### REQUEST
Copy out every line in the entries below that includes "high".

### Dataset items
__________________________________________________

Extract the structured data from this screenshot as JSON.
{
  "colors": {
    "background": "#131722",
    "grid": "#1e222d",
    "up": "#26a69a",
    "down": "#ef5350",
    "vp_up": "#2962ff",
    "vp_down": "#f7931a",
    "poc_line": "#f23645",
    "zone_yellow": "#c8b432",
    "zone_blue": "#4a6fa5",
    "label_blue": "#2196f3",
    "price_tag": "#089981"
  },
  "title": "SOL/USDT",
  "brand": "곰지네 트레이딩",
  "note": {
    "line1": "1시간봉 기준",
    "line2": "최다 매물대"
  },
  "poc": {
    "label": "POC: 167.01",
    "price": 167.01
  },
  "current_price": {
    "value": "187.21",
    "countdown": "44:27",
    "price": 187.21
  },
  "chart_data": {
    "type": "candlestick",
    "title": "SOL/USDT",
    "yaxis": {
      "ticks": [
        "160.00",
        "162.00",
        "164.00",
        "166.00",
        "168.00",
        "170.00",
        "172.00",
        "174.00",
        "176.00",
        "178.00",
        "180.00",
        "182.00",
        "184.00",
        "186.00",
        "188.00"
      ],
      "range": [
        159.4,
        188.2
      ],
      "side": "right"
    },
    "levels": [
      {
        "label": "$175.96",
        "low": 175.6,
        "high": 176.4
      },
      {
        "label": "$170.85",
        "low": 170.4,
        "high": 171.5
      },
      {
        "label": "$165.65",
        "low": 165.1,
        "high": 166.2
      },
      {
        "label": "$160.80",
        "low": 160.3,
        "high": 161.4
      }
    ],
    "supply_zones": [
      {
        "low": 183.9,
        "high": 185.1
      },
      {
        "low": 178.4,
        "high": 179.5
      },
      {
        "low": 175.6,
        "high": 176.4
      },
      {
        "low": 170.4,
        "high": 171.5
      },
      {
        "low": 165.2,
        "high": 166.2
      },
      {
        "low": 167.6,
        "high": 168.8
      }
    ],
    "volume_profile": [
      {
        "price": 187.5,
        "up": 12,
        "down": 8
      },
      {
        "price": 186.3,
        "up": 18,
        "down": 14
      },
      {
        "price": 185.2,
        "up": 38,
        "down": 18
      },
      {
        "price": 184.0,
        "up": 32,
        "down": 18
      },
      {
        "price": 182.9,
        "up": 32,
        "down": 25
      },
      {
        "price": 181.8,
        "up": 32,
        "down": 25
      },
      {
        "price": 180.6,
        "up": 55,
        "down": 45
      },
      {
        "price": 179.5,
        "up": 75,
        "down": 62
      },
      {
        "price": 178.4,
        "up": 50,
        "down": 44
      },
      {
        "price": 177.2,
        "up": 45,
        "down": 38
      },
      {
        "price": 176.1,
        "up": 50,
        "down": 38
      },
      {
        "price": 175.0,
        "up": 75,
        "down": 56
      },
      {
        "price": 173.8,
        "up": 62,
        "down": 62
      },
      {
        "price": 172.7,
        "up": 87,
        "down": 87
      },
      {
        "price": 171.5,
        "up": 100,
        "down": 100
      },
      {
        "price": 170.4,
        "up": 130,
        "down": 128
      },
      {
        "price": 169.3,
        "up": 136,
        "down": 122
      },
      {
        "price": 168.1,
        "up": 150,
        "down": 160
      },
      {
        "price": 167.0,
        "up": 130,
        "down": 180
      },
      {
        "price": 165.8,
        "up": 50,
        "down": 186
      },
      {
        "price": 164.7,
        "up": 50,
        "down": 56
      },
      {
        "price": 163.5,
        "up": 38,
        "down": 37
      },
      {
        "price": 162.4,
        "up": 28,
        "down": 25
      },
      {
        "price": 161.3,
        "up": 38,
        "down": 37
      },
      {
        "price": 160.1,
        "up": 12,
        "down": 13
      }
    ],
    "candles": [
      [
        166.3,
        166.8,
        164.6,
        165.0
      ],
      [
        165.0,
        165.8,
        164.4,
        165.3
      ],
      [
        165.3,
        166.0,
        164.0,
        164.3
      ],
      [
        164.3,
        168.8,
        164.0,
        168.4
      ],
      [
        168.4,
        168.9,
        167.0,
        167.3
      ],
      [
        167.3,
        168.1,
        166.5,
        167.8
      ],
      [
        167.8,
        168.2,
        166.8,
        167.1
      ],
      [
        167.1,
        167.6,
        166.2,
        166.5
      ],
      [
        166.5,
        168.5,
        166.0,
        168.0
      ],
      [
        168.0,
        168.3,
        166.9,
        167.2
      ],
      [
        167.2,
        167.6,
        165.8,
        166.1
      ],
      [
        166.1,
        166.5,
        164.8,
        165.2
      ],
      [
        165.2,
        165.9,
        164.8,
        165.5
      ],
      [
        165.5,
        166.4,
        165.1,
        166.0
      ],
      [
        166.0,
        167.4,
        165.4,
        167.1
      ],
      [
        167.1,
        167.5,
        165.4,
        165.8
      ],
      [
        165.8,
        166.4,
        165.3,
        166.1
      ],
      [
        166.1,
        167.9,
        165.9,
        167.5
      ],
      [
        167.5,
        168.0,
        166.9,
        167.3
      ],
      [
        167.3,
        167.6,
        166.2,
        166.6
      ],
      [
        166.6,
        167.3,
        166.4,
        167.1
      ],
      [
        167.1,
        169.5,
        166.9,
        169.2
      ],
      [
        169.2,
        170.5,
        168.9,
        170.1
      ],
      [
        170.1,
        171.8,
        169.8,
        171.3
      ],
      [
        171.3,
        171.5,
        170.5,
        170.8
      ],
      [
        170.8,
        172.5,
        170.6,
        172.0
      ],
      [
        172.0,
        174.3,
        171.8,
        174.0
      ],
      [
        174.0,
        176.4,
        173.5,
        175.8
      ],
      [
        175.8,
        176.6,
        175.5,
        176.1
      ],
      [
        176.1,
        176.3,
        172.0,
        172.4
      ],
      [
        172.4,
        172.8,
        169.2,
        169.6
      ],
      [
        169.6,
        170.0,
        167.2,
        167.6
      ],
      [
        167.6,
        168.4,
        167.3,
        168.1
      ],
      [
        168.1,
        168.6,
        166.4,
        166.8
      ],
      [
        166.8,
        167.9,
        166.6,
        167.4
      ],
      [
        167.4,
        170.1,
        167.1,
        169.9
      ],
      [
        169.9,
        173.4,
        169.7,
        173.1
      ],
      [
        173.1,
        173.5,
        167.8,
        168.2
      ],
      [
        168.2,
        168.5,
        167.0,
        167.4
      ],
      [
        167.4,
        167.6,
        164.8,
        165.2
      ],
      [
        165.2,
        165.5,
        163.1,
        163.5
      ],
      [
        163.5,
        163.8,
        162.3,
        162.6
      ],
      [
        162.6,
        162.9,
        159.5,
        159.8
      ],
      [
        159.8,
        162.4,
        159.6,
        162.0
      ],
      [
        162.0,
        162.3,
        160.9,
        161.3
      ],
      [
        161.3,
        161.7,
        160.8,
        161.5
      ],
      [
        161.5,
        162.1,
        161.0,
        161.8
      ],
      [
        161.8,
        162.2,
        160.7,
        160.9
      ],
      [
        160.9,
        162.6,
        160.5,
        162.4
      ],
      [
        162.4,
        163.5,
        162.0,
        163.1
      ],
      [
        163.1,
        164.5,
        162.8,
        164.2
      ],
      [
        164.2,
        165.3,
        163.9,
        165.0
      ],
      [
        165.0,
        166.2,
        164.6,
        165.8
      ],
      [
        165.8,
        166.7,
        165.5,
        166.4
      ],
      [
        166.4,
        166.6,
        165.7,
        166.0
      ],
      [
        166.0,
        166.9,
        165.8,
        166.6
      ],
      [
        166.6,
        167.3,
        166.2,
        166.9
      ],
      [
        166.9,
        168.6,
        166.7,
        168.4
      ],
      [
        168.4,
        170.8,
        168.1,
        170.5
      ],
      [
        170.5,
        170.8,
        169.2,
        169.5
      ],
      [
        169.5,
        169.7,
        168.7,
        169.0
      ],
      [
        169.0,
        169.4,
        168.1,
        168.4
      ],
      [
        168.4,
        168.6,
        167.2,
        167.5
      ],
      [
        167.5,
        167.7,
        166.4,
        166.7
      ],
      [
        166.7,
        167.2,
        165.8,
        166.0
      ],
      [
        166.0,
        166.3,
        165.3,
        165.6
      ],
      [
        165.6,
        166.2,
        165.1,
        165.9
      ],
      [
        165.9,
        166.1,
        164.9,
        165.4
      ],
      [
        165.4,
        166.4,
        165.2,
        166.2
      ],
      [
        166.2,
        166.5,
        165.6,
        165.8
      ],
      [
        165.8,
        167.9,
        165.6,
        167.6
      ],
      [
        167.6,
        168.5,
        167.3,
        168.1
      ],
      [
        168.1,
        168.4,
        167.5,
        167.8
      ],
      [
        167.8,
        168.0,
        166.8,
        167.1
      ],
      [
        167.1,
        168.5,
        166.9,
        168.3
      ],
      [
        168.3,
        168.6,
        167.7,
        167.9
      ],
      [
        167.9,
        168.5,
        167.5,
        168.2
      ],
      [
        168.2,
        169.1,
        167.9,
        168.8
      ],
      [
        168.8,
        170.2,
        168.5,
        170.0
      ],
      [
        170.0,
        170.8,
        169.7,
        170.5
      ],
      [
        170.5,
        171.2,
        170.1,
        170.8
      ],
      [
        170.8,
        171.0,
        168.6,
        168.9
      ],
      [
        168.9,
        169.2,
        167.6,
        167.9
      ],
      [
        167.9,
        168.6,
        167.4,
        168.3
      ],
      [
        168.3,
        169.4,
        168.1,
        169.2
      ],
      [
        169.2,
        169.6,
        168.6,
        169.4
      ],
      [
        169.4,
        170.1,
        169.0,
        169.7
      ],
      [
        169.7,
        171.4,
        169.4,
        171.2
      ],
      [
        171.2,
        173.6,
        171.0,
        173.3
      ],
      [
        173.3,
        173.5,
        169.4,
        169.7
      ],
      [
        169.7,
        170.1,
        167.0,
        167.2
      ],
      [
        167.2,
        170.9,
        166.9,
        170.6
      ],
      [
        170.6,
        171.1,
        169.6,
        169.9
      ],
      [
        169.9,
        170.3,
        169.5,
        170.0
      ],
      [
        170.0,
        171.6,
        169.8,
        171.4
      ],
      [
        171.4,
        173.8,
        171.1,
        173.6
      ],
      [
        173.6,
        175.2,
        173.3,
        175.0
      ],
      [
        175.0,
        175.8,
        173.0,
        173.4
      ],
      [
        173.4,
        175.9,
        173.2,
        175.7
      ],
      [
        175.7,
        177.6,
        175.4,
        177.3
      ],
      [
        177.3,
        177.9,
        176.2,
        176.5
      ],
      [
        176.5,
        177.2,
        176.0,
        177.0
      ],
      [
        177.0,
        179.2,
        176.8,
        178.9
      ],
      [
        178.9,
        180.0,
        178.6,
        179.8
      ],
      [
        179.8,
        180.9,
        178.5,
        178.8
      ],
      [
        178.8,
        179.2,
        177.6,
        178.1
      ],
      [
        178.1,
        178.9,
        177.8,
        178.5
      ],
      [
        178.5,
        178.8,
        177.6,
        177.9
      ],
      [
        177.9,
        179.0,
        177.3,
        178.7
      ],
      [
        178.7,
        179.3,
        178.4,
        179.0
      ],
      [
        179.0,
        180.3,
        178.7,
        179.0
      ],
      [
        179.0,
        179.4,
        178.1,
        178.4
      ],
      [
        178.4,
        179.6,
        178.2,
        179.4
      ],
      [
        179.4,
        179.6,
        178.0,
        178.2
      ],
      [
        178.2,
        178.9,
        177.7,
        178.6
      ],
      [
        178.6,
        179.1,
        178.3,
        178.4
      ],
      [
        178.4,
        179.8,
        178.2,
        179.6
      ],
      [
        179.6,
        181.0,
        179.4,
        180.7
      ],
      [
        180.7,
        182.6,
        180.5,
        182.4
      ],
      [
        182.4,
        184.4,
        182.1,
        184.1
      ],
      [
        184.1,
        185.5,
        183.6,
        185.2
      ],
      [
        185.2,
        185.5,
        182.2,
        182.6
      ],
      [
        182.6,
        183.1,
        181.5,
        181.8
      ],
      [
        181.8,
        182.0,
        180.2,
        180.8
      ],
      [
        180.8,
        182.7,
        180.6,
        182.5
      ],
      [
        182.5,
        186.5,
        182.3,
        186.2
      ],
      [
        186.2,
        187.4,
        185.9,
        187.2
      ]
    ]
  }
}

__________________________________________________

### ANSWER FOR THIS EXERCISE
        "high": 176.4
        "high": 171.5
        "high": 166.2
        "high": 161.4
        "high": 185.1
        "high": 179.5
        "high": 176.4
        "high": 171.5
        "high": 166.2
        "high": 168.8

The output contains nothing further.